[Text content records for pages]
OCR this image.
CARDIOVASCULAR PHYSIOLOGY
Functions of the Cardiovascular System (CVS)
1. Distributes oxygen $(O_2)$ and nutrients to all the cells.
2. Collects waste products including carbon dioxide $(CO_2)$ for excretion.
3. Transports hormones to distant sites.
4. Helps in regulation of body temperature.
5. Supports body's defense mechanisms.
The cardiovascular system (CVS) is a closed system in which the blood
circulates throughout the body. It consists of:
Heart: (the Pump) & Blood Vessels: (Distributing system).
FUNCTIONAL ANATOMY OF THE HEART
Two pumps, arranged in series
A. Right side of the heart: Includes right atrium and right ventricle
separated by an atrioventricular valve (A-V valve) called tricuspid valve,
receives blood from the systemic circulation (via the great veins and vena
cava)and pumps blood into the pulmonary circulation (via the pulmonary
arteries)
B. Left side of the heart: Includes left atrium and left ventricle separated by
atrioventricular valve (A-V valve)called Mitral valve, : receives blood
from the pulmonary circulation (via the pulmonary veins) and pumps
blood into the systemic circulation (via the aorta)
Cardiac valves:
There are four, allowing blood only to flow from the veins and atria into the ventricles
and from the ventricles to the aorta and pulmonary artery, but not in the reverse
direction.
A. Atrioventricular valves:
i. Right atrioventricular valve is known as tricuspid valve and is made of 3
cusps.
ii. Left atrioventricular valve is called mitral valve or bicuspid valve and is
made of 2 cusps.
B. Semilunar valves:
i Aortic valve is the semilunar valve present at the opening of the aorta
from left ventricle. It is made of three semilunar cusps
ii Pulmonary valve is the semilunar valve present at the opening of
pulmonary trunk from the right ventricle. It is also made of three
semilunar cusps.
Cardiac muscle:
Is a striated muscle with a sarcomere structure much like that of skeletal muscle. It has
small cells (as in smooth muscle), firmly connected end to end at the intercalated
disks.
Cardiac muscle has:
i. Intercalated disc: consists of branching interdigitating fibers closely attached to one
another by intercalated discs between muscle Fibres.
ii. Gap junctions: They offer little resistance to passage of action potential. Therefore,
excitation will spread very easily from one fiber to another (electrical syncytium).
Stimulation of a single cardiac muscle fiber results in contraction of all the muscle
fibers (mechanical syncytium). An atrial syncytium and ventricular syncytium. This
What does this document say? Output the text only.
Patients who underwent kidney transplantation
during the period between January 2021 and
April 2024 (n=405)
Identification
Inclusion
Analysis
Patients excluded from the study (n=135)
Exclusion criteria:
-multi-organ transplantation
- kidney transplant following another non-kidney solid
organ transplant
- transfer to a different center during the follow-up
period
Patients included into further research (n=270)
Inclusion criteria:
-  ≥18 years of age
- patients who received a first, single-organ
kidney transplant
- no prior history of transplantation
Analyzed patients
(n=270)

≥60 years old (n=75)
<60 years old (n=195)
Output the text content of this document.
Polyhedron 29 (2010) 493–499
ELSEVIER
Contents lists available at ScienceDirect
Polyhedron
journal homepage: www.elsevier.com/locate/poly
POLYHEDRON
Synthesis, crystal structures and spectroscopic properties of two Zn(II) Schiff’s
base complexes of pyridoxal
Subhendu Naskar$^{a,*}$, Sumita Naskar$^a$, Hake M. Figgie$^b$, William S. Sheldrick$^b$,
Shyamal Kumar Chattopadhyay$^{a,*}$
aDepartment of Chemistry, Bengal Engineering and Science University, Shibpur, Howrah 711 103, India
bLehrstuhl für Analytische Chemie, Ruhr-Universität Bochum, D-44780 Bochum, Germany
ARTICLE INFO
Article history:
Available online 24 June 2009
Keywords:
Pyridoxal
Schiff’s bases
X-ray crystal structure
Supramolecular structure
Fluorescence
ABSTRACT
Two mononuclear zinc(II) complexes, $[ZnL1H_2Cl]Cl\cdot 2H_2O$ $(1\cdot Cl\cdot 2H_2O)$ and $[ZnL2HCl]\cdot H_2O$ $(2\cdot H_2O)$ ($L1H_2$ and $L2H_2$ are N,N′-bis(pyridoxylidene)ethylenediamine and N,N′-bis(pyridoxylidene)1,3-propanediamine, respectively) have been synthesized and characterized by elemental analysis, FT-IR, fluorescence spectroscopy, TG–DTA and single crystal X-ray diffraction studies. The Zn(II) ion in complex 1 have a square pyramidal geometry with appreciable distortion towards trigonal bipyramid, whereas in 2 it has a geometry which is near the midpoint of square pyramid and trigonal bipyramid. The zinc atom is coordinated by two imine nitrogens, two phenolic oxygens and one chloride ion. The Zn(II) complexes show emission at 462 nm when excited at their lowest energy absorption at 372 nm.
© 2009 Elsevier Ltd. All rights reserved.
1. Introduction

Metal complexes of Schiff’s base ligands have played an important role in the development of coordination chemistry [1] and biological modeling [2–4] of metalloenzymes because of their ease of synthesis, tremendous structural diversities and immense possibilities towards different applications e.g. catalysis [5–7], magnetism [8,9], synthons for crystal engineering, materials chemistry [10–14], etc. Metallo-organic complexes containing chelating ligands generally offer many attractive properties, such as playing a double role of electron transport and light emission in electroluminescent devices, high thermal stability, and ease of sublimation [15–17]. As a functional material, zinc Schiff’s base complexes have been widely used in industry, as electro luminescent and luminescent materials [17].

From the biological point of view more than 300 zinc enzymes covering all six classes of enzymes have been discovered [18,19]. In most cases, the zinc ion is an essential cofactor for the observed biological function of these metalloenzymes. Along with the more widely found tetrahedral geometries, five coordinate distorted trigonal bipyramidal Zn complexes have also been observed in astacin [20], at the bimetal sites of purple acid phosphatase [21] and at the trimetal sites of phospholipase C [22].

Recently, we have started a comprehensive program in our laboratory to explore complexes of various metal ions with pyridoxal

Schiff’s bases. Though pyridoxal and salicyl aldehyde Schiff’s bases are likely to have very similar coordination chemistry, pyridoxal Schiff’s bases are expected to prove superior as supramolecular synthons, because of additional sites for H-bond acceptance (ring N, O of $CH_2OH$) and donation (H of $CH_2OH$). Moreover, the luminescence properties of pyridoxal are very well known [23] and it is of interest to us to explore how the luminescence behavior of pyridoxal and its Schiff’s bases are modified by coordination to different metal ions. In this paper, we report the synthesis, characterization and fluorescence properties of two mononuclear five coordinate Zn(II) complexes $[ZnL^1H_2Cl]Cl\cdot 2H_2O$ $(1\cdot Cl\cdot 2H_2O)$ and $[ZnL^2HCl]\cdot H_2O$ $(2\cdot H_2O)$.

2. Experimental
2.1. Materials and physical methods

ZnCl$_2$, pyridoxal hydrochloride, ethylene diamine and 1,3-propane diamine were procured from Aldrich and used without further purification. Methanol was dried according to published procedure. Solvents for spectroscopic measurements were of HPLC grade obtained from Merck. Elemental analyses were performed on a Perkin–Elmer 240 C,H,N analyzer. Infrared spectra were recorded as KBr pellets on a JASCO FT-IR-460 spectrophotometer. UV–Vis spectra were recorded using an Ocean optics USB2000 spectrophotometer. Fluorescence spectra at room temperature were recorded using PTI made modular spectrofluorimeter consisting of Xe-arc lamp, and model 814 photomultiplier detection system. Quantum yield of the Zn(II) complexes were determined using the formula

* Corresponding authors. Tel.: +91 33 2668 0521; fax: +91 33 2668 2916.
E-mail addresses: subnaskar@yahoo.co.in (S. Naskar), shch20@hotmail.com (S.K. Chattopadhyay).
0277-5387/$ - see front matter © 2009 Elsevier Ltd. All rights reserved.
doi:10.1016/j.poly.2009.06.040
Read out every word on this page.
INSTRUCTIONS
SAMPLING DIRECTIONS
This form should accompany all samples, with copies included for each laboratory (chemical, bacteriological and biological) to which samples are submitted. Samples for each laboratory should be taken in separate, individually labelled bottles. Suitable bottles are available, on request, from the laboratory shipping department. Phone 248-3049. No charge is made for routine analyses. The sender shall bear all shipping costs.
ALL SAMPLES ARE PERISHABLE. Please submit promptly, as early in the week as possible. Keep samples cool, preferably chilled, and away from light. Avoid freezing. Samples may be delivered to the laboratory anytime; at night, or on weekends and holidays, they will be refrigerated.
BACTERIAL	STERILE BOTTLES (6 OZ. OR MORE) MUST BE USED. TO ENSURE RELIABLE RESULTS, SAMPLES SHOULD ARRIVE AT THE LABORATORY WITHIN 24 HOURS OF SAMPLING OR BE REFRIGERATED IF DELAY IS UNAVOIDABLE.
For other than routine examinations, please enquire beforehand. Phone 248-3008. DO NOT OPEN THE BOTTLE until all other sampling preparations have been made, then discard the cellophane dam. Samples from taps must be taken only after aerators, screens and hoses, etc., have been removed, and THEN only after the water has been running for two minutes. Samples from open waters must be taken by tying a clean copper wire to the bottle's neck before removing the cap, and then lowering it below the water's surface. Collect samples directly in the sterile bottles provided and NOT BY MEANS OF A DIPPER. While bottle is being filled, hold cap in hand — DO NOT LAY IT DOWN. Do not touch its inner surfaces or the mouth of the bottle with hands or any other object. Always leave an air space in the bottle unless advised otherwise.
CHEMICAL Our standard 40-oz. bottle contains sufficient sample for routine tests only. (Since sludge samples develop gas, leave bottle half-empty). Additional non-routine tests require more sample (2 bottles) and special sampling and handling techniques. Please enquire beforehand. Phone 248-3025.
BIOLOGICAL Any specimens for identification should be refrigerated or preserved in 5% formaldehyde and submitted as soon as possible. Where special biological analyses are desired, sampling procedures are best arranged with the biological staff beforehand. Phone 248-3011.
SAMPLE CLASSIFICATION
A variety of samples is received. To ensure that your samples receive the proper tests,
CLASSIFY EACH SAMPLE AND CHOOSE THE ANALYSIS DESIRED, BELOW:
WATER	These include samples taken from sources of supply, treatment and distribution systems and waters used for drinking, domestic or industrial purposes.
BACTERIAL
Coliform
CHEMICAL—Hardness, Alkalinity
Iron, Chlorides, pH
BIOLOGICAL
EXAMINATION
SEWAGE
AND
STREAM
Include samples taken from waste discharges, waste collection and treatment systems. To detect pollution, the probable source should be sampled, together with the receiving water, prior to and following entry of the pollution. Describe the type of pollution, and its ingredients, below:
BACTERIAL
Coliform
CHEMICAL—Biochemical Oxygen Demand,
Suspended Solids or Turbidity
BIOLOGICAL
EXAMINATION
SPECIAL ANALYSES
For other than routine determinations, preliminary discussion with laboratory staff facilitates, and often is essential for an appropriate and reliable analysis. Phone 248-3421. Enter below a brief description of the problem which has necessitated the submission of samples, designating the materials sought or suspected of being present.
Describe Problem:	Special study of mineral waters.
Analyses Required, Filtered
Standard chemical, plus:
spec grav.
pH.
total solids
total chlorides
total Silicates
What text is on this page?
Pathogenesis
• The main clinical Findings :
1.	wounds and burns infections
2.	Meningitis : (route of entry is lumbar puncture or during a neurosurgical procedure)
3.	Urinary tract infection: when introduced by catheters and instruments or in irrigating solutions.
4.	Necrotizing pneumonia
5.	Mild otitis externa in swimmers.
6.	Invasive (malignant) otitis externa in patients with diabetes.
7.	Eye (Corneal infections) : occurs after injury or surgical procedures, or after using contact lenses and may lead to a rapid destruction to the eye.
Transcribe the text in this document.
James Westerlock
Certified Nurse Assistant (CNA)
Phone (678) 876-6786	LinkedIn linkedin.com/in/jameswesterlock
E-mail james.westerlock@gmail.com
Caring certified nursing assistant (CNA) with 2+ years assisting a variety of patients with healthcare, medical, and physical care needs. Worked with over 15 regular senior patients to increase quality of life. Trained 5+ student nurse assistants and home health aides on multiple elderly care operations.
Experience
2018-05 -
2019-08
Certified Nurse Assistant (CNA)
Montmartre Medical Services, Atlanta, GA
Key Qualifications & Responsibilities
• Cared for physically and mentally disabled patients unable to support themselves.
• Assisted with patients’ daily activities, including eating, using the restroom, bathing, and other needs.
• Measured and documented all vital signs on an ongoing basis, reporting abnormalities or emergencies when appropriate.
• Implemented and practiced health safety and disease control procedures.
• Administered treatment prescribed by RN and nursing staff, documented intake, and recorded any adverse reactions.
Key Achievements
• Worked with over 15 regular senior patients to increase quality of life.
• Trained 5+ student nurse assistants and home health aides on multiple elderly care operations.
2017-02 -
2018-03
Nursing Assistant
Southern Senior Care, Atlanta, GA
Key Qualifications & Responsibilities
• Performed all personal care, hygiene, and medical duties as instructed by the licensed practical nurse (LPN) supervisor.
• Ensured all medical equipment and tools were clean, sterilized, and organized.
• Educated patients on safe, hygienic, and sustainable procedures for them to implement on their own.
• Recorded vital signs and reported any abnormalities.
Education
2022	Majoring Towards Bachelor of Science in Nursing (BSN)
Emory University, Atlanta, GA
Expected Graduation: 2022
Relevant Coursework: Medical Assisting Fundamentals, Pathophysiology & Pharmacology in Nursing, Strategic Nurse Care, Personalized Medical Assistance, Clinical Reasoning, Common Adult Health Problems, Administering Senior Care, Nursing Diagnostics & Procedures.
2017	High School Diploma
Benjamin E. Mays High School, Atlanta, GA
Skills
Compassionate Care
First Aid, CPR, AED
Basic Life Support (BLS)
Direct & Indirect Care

▶ _Activity_
What lines in the data above contain the word "fibers"? Show them all.

▶ _Task output_
i. Intercalated disc: consists of branching interdigitating fibers closely attached to one
fibers (mechanical syncytium). An atrial syncytium and ventricular syncytium. This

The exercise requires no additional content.